* What the task requires *
Please quote every line word for word.

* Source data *

++++++++++

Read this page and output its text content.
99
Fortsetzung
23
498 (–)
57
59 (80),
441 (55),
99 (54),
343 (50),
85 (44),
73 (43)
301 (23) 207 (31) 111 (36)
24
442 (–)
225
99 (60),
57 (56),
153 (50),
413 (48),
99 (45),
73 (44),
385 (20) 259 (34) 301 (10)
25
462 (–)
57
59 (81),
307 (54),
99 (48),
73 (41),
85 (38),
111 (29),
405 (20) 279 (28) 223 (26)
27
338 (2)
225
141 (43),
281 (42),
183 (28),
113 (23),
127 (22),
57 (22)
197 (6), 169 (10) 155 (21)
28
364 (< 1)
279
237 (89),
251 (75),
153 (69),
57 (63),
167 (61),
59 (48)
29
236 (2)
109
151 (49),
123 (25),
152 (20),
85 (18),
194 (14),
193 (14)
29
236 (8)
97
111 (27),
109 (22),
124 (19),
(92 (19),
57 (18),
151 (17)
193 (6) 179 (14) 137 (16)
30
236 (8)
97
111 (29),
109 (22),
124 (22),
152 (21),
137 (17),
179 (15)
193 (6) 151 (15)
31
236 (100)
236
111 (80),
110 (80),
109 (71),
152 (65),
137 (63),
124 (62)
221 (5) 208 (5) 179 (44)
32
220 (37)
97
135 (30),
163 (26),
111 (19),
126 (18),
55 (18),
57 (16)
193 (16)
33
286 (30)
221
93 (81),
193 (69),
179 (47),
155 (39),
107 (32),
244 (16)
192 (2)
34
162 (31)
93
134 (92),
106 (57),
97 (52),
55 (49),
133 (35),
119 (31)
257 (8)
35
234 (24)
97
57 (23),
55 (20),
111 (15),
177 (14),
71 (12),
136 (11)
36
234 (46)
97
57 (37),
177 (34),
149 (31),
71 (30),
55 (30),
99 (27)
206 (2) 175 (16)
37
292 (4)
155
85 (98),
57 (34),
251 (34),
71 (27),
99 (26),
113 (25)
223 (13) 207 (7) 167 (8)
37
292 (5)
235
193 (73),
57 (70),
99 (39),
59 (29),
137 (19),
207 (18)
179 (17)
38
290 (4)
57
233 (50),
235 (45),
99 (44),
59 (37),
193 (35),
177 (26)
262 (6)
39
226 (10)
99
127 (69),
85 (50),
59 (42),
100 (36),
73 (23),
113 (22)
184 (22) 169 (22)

++++++++++

* Solution to the problem *
Read this page and output its text content.
99
Fortsetzung
23
498 (–)
57
59 (80),
441 (55),
99 (54),
343 (50),
85 (44),
73 (43)
301 (23) 207 (31) 111 (36)
24
442 (–)
225
99 (60),
57 (56),
153 (50),
413 (48),
99 (45),
73 (44),
385 (20) 259 (34) 301 (10)
25
462 (–)
57
59 (81),
307 (54),
99 (48),
73 (41),
85 (38),
111 (29),
405 (20) 279 (28) 223 (26)
27
338 (2)
225
141 (43),
281 (42),
183 (28),
113 (23),
127 (22),
57 (22)
197 (6), 169 (10) 155 (21)
28
364 (< 1)
279
237 (89),
251 (75),
153 (69),
57 (63),
167 (61),
59 (48)
29
236 (2)
109
151 (49),
123 (25),
152 (20),
85 (18),
194 (14),
193 (14)
29
236 (8)
97
111 (27),
109 (22),
124 (19),
(92 (19),
57 (18),
151 (17)
193 (6) 179 (14) 137 (16)
30
236 (8)
97
111 (29),
109 (22),
124 (22),
152 (21),
137 (17),
179 (15)
193 (6) 151 (15)
31
236 (100)
236
111 (80),
110 (80),
109 (71),
152 (65),
137 (63),
124 (62)
221 (5) 208 (5) 179 (44)
32
220 (37)
97
135 (30),
163 (26),
111 (19),
126 (18),
55 (18),
57 (16)
193 (16)
33
286 (30)
221
93 (81),
193 (69),
179 (47),
155 (39),
107 (32),
244 (16)
192 (2)
34
162 (31)
93
134 (92),
106 (57),
97 (52),
55 (49),
133 (35),
119 (31)
257 (8)
35
234 (24)
97
57 (23),
55 (20),
111 (15),
177 (14),
71 (12),
136 (11)
36
234 (46)
97
57 (37),
177 (34),
149 (31),
71 (30),
55 (30),
99 (27)
206 (2) 175 (16)
37
292 (4)
155
85 (98),
57 (34),
251 (34),
71 (27),
99 (26),
113 (25)
223 (13) 207 (7) 167 (8)
37
292 (5)
235
193 (73),
57 (70),
99 (39),
59 (29),
137 (19),
207 (18)
179 (17)
38
290 (4)
57
233 (50),
235 (45),
99 (44),
59 (37),
193 (35),
177 (26)
262 (6)
39
226 (10)
99
127 (69),
85 (50),
59 (42),
100 (36),
73 (23),
113 (22)
184 (22) 169 (22)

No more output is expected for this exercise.